Texto:
=====
Pero descubro feliz que esta inesperada partida, (y mudanza no sé dónde), tiene una gran virtud y sabiduría, la misma que nos dan los años cuando nos enseñan, sobre todo con la partida de seres queridos: el mañana es hoy, no hay tiempo que perder, en este plano el tiempo es un recurso no renovable. Es el momento de pasar de la potencia al acto. Elegir qué voy a hacer con todo lo que junté, en esta poética cartonera que nos enseñó el maestro Kartun , entregar al sacrificio lo que sobra, lo que está demás, lo que sólo es por las dudas, por si acaso, por si algún día…
Entonces, se van a la basura esas mil maderitas para un oficio de marionetista que me excede, se van a la basura todos esos caños de pvc para retablos que no haré, se van a la basura esos bastidores, esos cables, esos fierros… Y a repartir materiales que no usaré: telas, cartones, bloques de telgopor y gomaespuma. Y a regalar con dolor libros, revistas y documentos que no leeré… Y a entregar al azar objetos viejos, misteriosos, interesantes, compañeros, hace años, por costumbre, por posibilidad…
Pero en esta cruel batalla del desapego, llega el momento más difícil: el encuentro con los títeres. Y ahí están, aguardando la sentencia, como cuando el Barbero y el Cura revisan los libros del Quijote antes de la quema. Algunos cuelgan de una soga boca abajo, otros apretados en valijas, otros en canastos. Se salvan los que están por entrar en repertorio: integrantes de obras a estrenar que aguardan ensayos y retoques finales. Se salvan los de colección, cambalache histórico de técnicas y países, apilados en una caja de cartón. Se salvan los que al menos brillan en algún seminario y tienen su numerito que entretiene a las maestras. Y se salvan también esas cabezas prometedoras para no sé qué…
Pero ahí están los más difíciles: los títeres abandonados, fracasados protagonistas de un proyecto trunco, que nunca avanza, que se quedó ahí… Son los que cada vez que miro, digo: “¡Qué linda idea!”. Pero por alguna u otra razón, permanecen estancados con una pátina de tiempo con significantes melancólicos, como esos juguetes rotos de Toy Story. Ahí está la armadura para un títere de guante, que tiene algo de Italo Calvino y su Caballero Inexistente. Ahí está Don Ramón, un títere de cartapesta con mecanismos, que abre la boca y mueve los ojos. Tiene peluca y larga barba hecha con cáñamo, en honor de Valle Inclán. Nunca supe como fumaría una pipa de la que saldría un blanco humo, aludiendo a la pipa de kif del poema “La Tienda del Herbolario”. Y el Curandero, con un agujero en la cabeza de donde saldría una serpiente multicolor, luego de tomar su ayahuasca, y que en lucha fluorescente de teatro negro, saldría triunfante como el cuadro Drago de Xul Solar. Y “el vertebrado” de Roberto Docampo, con el que nos enseñó en la Escuela de Titiriteros a trabajar la madera y a comprender el movimiento desde los reptiles al homo erectus. Y hay más: el perro peludo, Mauro, el animador, la Muerte… Es demasiado bulto, demasiado peso, demasiados años sin resolver una puesta en escena que los justifique. Debo soltar, debo despedir, y una fotografía de ellos es algo extremadamente efímero, en esta era de explosión visual.
=====
Material de estudio:
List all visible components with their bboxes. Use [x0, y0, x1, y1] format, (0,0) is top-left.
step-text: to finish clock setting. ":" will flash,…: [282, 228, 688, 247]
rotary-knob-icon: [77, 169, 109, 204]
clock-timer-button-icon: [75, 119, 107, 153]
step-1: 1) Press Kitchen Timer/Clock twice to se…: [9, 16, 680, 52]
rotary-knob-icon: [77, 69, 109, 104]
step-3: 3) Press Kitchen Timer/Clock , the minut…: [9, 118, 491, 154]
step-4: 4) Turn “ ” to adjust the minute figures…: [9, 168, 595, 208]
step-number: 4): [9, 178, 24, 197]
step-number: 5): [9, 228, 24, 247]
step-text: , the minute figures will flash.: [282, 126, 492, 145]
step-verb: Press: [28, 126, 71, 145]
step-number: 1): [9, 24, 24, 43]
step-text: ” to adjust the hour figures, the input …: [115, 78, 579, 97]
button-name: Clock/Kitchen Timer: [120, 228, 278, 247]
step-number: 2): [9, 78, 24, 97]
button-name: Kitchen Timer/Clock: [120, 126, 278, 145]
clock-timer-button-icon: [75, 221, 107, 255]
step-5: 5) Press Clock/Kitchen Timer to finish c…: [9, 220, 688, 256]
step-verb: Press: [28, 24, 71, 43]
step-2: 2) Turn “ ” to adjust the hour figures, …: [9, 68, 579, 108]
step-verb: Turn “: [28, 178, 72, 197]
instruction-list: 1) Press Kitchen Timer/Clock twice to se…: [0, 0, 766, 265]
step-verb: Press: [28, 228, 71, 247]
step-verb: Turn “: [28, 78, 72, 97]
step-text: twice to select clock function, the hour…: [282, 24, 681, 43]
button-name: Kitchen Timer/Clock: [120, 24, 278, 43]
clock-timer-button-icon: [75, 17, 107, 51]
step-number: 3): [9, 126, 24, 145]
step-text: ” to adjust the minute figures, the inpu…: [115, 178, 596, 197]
=====
Qué se pide:
Escribe la continuación del texto sobre la mudanza y los títeres, empezando después de su última oración.

Resultado:
Pero antes de despedirlos (si lo hago) llega una esperanza de supervivencia: escribir para ellos. La palabra como anclaje, como soporte, como condensadora, como guardiana, como promesa de verbo redentor. Porque esos títeres, con destino de fogón o relleno ecológico, tal vez puedan ser imágenes que las palabras atrapen, para estallar, tal vez, en metáforas redentoras.
Entonces, escribiré para cada títere abandonado su epitafio guión, su testamento salvador, su vocación de escena, su fórmula de golem, de alquimia trucha. Todo a la espera de un momento donde yo, o quién sabe, les regale horas de taller y ensayo, para animarlos y al fin, darles vida.